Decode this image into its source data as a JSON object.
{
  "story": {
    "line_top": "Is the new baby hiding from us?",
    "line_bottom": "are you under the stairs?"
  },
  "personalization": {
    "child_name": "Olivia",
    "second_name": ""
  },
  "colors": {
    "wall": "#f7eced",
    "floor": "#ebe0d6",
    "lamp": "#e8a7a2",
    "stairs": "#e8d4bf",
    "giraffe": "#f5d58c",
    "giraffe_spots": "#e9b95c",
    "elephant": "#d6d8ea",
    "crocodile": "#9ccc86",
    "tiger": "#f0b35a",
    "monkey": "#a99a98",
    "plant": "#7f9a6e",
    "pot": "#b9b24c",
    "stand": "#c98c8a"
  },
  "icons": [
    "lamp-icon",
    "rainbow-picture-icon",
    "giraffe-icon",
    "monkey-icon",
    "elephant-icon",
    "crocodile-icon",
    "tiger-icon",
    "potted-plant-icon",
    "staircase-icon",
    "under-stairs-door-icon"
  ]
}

++++++++++

[What is expected] Repeat the records above in full, character for character.

[Answer]
Decode this image into its source data as a JSON object.
{
  "story": {
    "line_top": "Is the new baby hiding from us?",
    "line_bottom": "are you under the stairs?"
  },
  "personalization": {
    "child_name": "Olivia",
    "second_name": ""
  },
  "colors": {
    "wall": "#f7eced",
    "floor": "#ebe0d6",
    "lamp": "#e8a7a2",
    "stairs": "#e8d4bf",
    "giraffe": "#f5d58c",
    "giraffe_spots": "#e9b95c",
    "elephant": "#d6d8ea",
    "crocodile": "#9ccc86",
    "tiger": "#f0b35a",
    "monkey": "#a99a98",
    "plant": "#7f9a6e",
    "pot": "#b9b24c",
    "stand": "#c98c8a"
  },
  "icons": [
    "lamp-icon",
    "rainbow-picture-icon",
    "giraffe-icon",
    "monkey-icon",
    "elephant-icon",
    "crocodile-icon",
    "tiger-icon",
    "potted-plant-icon",
    "staircase-icon",
    "under-stairs-door-icon"
  ]
}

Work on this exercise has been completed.